--- Start of INPUT MATERIAL ---

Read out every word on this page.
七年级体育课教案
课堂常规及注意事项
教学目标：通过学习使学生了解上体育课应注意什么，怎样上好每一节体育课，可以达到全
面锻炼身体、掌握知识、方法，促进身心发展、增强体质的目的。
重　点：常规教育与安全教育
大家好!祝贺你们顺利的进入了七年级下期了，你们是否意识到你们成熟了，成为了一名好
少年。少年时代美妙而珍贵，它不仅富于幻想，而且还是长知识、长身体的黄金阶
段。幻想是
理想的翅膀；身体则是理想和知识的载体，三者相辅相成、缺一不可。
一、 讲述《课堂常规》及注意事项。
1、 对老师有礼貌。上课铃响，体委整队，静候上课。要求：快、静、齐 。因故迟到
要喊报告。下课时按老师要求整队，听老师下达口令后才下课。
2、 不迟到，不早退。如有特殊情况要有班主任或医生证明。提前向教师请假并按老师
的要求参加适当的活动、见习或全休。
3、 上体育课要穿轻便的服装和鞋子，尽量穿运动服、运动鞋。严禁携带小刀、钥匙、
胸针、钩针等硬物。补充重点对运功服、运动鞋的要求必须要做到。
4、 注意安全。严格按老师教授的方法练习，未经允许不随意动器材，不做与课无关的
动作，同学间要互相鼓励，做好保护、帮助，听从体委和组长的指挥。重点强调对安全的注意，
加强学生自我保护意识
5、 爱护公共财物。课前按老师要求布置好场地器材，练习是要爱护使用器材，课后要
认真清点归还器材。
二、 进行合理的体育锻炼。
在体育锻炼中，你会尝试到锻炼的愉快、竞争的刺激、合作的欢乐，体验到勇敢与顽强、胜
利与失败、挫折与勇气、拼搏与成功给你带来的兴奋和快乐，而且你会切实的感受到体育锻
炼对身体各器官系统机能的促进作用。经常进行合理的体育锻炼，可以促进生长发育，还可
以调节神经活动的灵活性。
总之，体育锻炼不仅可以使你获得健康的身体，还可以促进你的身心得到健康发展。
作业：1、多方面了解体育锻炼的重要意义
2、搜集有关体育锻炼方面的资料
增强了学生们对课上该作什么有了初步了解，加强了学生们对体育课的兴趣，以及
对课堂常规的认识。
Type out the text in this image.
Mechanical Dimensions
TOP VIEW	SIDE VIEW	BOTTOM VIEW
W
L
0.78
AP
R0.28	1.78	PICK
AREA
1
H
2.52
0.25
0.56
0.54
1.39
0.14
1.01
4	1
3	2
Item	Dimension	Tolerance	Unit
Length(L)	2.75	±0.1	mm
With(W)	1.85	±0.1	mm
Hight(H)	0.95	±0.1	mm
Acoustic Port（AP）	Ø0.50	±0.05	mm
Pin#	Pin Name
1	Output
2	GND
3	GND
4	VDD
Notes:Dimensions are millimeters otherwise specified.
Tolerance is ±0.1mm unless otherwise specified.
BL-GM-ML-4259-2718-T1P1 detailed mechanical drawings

--- End of INPUT MATERIAL ---

WHAT NEEDS TO BE DONE
Where a line contains "Dimensions", copy that line.

TASK OUTPUT
Mechanical Dimensions
Notes:Dimensions are millimeters otherwise specified.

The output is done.